▶ _Task requirements_
Every entry below must be repeated exactly; skip the pictures.

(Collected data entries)

§

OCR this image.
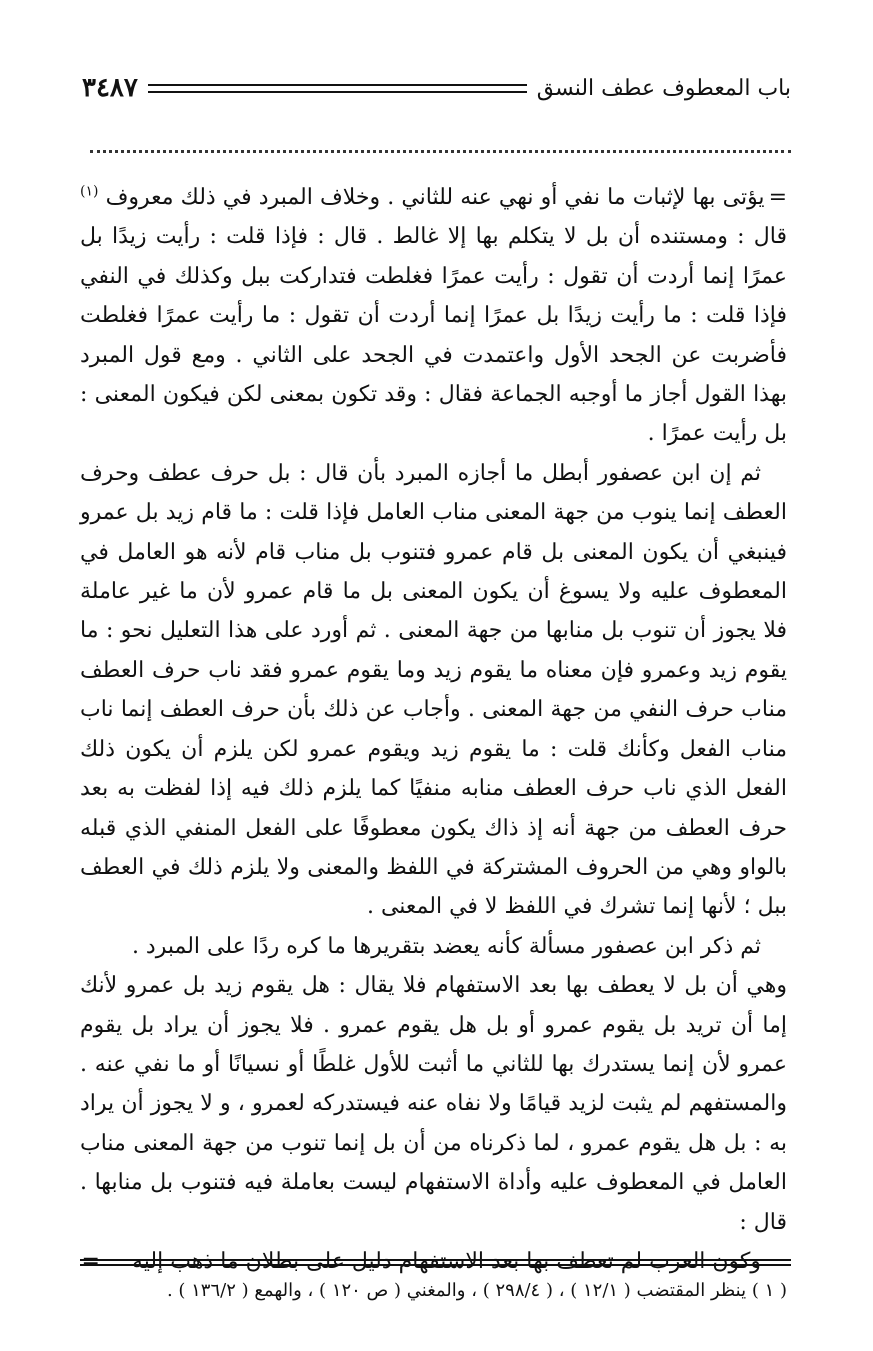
باب المعطوف عطف النسق
٣٤٨٧

=يؤتى بها لإثبات ما نفي أو نهي عنه للثاني . وخلاف المبرد في ذلك معروف $^{(١)}$ قال : ومستنده أن بل لا يتكلم بها إلا غالط . قال : فإذا قلت : رأيت زيدًا بل عمرًا إنما أردت أن تقول : رأيت عمرًا فغلطت فتداركت ببل وكذلك في النفي فإذا قلت : ما رأيت زيدًا بل عمرًا إنما أردت أن تقول : ما رأيت عمرًا فغلطت فأضربت عن الجحد الأول واعتمدت في الجحد على الثاني . ومع قول المبرد بهذا القول أجاز ما أوجبه الجماعة فقال : وقد تكون بمعنى لكن فيكون المعنى : بل رأيت عمرًا .

ثم إن ابن عصفور أبطل ما أجازه المبرد بأن قال : بل حرف عطف وحرف العطف إنما ينوب من جهة المعنى مناب العامل فإذا قلت : ما قام زيد بل عمرو فينبغي أن يكون المعنى بل قام عمرو فتنوب بل مناب قام لأنه هو العامل في المعطوف عليه ولا يسوغ أن يكون المعنى بل ما قام عمرو لأن ما غير عاملة فلا يجوز أن تنوب بل منابها من جهة المعنى . ثم أورد على هذا التعليل نحو : ما يقوم زيد وعمرو فإن معناه ما يقوم زيد وما يقوم عمرو فقد ناب حرف العطف مناب حرف النفي من جهة المعنى . وأجاب عن ذلك بأن حرف العطف إنما ناب مناب الفعل وكأنك قلت : ما يقوم زيد ويقوم عمرو لكن يلزم أن يكون ذلك الفعل الذي ناب حرف العطف منابه منفيًا كما يلزم ذلك فيه إذا لفظت به بعد حرف العطف من جهة أنه إذ ذاك يكون معطوفًا على الفعل المنفي الذي قبله بالواو وهي من الحروف المشتركة في اللفظ والمعنى ولا يلزم ذلك في العطف ببل ؛ لأنها إنما تشرك في اللفظ لا في المعنى .

ثم ذكر ابن عصفور مسألة كأنه يعضد بتقريرها ما كره ردًا على المبرد .

وهي أن بل لا يعطف بها بعد الاستفهام فلا يقال : هل يقوم زيد بل عمرو لأنك إما أن تريد بل يقوم عمرو أو بل هل يقوم عمرو . فلا يجوز أن يراد بل يقوم عمرو لأن إنما يستدرك بها للثاني ما أثبت للأول غلطًا أو نسيانًا أو ما نفي عنه . والمستفهم لم يثبت لزيد قيامًا ولا نفاه عنه فيستدركه لعمرو ، و لا يجوز أن يراد به : بل هل يقوم عمرو ، لما ذكرناه من أن بل إنما تنوب من جهة المعنى مناب العامل في المعطوف عليه وأداة الاستفهام ليست بعاملة فيه فتنوب بل منابها . قال :

وكون العرب لم تعطف بها بعد الاستفهام دليل على بطلان ما ذهب إليه=

( ١ ) ينظر المقتضب ( ١٢/١ ) ، ( ٢٩٨/٤ ) ، والمغني ( ص ١٢٠ ) ، والهمع ( ١٣٦/٢ ) .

§

▶ _Result for this exercise_
OCR this image.
باب المعطوف عطف النسق
٣٤٨٧

=يؤتى بها لإثبات ما نفي أو نهي عنه للثاني . وخلاف المبرد في ذلك معروف $^{(١)}$ قال : ومستنده أن بل لا يتكلم بها إلا غالط . قال : فإذا قلت : رأيت زيدًا بل عمرًا إنما أردت أن تقول : رأيت عمرًا فغلطت فتداركت ببل وكذلك في النفي فإذا قلت : ما رأيت زيدًا بل عمرًا إنما أردت أن تقول : ما رأيت عمرًا فغلطت فأضربت عن الجحد الأول واعتمدت في الجحد على الثاني . ومع قول المبرد بهذا القول أجاز ما أوجبه الجماعة فقال : وقد تكون بمعنى لكن فيكون المعنى : بل رأيت عمرًا .

ثم إن ابن عصفور أبطل ما أجازه المبرد بأن قال : بل حرف عطف وحرف العطف إنما ينوب من جهة المعنى مناب العامل فإذا قلت : ما قام زيد بل عمرو فينبغي أن يكون المعنى بل قام عمرو فتنوب بل مناب قام لأنه هو العامل في المعطوف عليه ولا يسوغ أن يكون المعنى بل ما قام عمرو لأن ما غير عاملة فلا يجوز أن تنوب بل منابها من جهة المعنى . ثم أورد على هذا التعليل نحو : ما يقوم زيد وعمرو فإن معناه ما يقوم زيد وما يقوم عمرو فقد ناب حرف العطف مناب حرف النفي من جهة المعنى . وأجاب عن ذلك بأن حرف العطف إنما ناب مناب الفعل وكأنك قلت : ما يقوم زيد ويقوم عمرو لكن يلزم أن يكون ذلك الفعل الذي ناب حرف العطف منابه منفيًا كما يلزم ذلك فيه إذا لفظت به بعد حرف العطف من جهة أنه إذ ذاك يكون معطوفًا على الفعل المنفي الذي قبله بالواو وهي من الحروف المشتركة في اللفظ والمعنى ولا يلزم ذلك في العطف ببل ؛ لأنها إنما تشرك في اللفظ لا في المعنى .

ثم ذكر ابن عصفور مسألة كأنه يعضد بتقريرها ما كره ردًا على المبرد .

وهي أن بل لا يعطف بها بعد الاستفهام فلا يقال : هل يقوم زيد بل عمرو لأنك إما أن تريد بل يقوم عمرو أو بل هل يقوم عمرو . فلا يجوز أن يراد بل يقوم عمرو لأن إنما يستدرك بها للثاني ما أثبت للأول غلطًا أو نسيانًا أو ما نفي عنه . والمستفهم لم يثبت لزيد قيامًا ولا نفاه عنه فيستدركه لعمرو ، و لا يجوز أن يراد به : بل هل يقوم عمرو ، لما ذكرناه من أن بل إنما تنوب من جهة المعنى مناب العامل في المعطوف عليه وأداة الاستفهام ليست بعاملة فيه فتنوب بل منابها . قال :

وكون العرب لم تعطف بها بعد الاستفهام دليل على بطلان ما ذهب إليه=

( ١ ) ينظر المقتضب ( ١٢/١ ) ، ( ٢٩٨/٤ ) ، والمغني ( ص ١٢٠ ) ، والهمع ( ١٣٦/٢ ) .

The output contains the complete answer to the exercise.